── Data shown

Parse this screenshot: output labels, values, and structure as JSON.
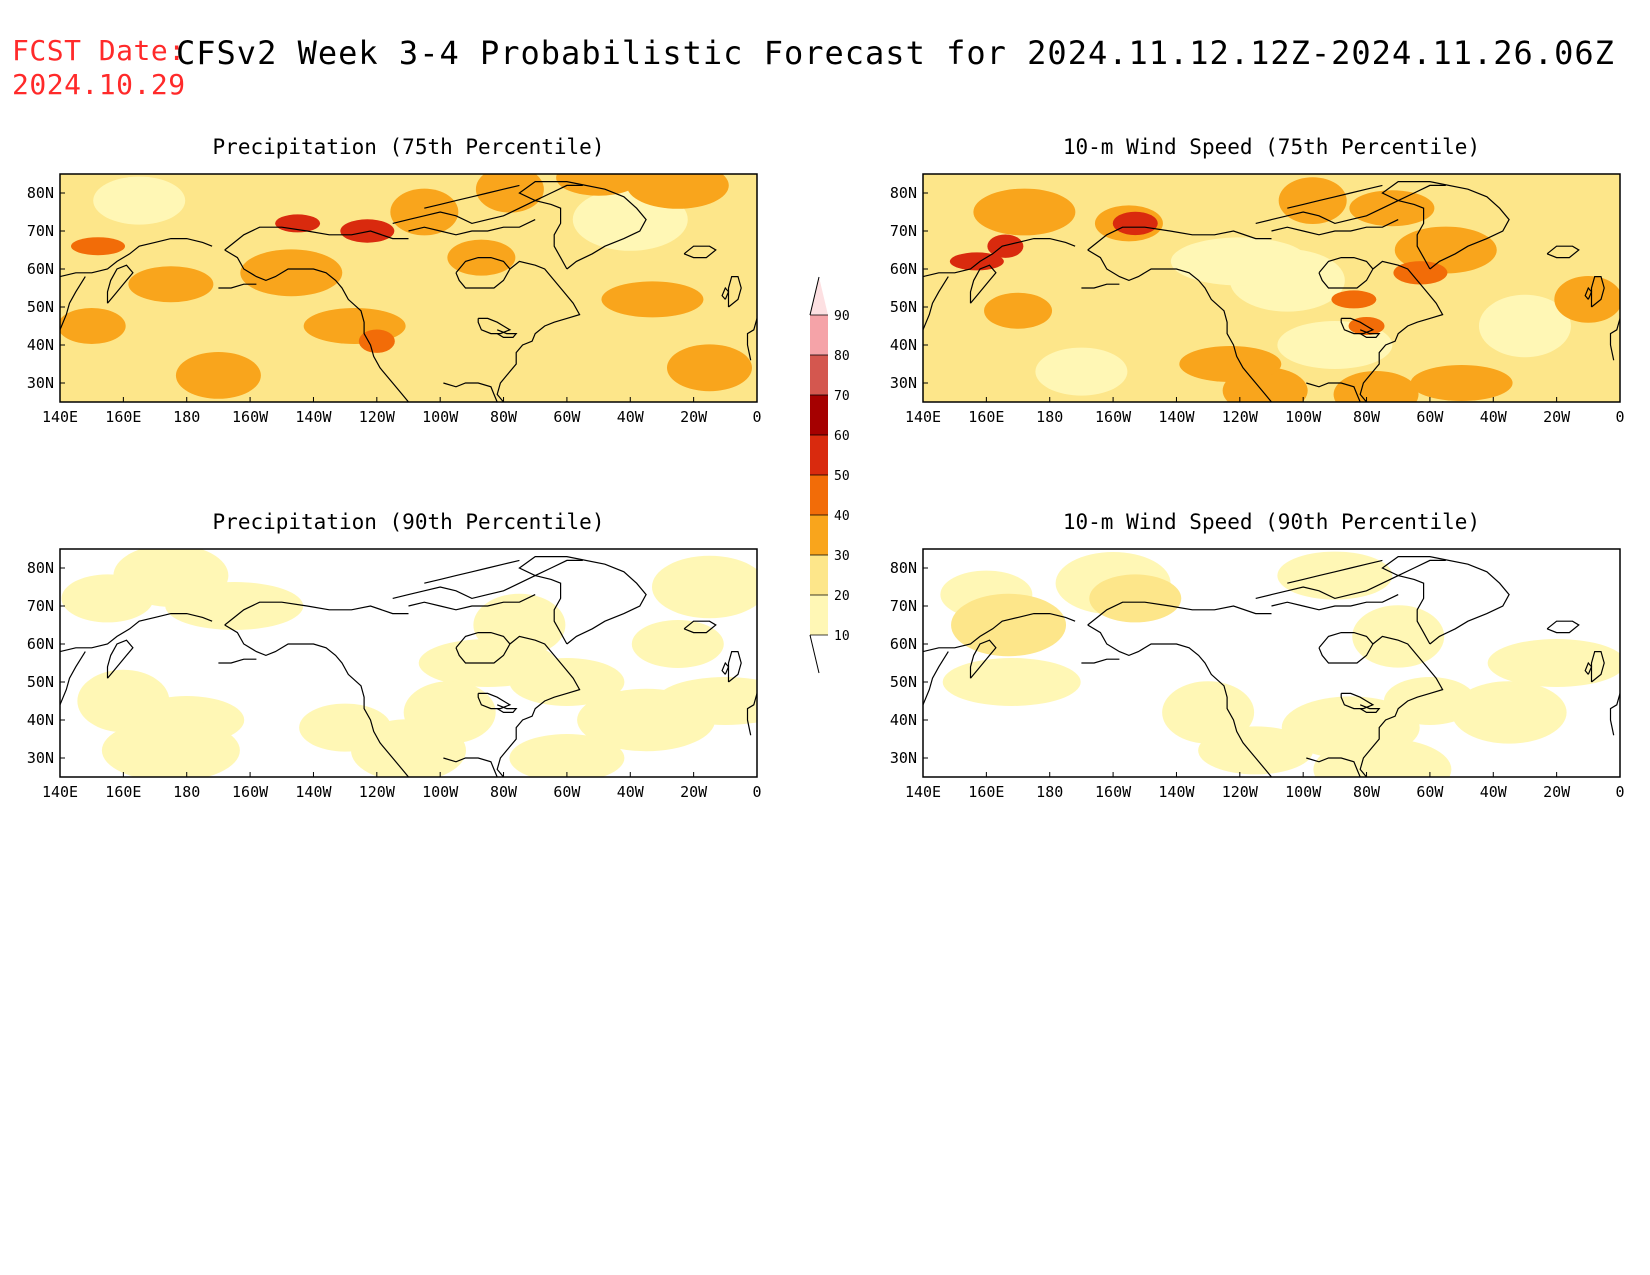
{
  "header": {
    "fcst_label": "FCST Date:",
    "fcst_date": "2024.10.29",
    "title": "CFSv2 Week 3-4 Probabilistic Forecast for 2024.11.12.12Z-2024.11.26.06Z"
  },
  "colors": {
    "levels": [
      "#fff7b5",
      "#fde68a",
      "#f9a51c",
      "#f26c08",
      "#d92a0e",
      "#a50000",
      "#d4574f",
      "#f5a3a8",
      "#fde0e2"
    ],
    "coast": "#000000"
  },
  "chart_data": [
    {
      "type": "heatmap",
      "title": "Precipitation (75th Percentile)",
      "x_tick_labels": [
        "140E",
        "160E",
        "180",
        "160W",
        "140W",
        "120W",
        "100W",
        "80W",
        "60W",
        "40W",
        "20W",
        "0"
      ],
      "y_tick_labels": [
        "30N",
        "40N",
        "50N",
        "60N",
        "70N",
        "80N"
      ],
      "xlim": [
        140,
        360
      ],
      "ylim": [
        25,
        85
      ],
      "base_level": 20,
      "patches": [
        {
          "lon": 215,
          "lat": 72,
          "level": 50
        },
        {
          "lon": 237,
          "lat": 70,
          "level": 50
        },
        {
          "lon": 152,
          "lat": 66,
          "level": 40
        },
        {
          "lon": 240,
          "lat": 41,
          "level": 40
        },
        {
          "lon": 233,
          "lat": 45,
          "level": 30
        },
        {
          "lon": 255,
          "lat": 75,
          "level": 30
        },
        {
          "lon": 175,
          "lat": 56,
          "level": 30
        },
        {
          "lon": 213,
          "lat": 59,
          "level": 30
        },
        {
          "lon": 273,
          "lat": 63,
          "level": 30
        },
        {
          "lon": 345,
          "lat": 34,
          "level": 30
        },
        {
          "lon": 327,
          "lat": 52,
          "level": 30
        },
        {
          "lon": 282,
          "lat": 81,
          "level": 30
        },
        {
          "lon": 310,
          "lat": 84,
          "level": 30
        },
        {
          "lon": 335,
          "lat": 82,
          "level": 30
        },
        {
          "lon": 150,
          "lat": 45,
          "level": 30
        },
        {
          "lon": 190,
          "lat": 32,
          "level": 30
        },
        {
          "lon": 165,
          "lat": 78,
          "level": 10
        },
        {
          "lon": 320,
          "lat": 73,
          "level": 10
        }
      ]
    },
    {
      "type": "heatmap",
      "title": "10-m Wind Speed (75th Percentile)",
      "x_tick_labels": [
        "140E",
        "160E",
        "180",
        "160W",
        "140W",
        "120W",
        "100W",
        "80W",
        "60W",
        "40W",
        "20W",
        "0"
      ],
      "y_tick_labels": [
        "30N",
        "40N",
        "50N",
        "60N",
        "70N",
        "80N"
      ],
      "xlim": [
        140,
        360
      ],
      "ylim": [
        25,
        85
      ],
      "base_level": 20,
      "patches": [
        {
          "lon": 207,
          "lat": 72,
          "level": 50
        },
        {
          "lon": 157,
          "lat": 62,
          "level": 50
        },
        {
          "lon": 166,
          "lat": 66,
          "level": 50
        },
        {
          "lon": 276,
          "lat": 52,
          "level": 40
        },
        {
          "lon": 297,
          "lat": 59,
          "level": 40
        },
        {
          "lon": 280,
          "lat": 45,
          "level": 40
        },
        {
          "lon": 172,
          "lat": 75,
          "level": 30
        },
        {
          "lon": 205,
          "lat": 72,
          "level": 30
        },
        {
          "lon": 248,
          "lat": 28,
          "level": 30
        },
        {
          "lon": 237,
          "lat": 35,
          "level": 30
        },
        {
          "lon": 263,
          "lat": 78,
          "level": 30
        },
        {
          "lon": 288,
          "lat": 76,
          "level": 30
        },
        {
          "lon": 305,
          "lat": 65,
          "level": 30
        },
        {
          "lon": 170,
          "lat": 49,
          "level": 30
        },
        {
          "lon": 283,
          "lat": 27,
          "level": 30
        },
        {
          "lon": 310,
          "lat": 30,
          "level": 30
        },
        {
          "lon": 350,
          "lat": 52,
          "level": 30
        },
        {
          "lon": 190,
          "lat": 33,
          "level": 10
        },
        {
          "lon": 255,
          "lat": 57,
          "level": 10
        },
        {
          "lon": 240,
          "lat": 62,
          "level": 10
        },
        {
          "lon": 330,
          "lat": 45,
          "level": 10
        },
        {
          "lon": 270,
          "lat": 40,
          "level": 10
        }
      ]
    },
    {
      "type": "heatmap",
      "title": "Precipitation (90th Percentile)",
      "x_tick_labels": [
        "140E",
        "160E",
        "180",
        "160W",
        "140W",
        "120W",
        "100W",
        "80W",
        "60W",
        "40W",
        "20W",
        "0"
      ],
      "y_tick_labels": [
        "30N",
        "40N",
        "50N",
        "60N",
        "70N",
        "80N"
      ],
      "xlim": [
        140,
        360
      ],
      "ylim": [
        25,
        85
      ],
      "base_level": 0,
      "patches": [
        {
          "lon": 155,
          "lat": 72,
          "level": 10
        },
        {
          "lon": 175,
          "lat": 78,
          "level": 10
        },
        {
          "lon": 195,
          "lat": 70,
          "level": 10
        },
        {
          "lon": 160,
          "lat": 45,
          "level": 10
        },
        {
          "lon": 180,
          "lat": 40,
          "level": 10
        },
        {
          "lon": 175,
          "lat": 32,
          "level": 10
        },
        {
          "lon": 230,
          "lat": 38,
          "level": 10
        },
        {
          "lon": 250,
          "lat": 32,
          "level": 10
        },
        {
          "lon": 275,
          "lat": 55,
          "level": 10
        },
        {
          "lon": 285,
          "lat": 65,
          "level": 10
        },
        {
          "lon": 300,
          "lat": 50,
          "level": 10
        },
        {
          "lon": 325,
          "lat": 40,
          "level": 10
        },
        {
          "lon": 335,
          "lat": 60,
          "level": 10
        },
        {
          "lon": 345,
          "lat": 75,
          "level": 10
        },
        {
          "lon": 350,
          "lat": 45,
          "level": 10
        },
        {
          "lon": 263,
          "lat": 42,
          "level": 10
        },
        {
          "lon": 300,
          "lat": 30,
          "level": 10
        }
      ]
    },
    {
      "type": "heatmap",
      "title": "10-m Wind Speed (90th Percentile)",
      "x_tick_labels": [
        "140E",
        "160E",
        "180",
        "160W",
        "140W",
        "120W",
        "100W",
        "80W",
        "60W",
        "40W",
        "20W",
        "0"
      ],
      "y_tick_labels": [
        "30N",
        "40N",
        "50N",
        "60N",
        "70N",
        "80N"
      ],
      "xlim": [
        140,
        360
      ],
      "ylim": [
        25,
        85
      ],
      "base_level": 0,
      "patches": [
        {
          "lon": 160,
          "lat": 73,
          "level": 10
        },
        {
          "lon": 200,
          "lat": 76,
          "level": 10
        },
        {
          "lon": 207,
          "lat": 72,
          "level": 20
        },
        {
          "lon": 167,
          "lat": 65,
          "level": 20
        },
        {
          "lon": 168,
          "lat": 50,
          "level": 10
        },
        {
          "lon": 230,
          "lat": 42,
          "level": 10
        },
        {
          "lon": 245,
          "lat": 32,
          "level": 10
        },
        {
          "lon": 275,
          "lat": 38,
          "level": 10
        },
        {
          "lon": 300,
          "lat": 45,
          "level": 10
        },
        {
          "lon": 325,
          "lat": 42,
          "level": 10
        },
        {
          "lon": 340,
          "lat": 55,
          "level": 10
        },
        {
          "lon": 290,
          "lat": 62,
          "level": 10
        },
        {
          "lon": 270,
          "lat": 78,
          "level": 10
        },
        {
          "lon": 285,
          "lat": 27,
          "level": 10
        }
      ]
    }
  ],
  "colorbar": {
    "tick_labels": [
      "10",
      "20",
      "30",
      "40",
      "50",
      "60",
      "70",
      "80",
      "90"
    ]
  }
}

────
── Data shown

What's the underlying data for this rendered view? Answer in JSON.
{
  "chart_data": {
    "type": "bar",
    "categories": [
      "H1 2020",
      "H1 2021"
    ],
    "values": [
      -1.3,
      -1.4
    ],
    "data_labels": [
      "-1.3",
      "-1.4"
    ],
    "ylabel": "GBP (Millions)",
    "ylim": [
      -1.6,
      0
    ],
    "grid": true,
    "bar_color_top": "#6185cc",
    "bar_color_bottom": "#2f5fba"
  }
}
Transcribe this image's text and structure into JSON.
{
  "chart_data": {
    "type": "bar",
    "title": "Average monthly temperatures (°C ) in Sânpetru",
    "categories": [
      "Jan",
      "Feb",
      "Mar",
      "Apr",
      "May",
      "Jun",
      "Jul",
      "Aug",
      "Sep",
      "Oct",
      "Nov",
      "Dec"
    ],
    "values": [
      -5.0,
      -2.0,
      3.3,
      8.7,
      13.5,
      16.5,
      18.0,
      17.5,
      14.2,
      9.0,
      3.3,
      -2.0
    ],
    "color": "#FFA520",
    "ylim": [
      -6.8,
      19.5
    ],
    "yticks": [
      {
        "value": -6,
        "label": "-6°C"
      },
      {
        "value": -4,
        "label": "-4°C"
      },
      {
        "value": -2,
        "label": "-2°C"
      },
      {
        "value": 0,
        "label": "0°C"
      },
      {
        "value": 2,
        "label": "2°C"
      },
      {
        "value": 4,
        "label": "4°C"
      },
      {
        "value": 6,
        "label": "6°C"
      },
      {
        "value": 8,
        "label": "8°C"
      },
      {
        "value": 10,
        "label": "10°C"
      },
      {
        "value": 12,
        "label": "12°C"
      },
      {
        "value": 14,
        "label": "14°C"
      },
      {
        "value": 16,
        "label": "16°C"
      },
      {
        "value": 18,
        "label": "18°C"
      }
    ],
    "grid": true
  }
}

────

Task prompt: Point out every line holding the string "this" and copy it.

Output below:
Parse this screenshot: output labels, values, and structure as JSON.
What's the underlying data for this rendered view? Answer in JSON.
Transcribe this image's text and structure into JSON.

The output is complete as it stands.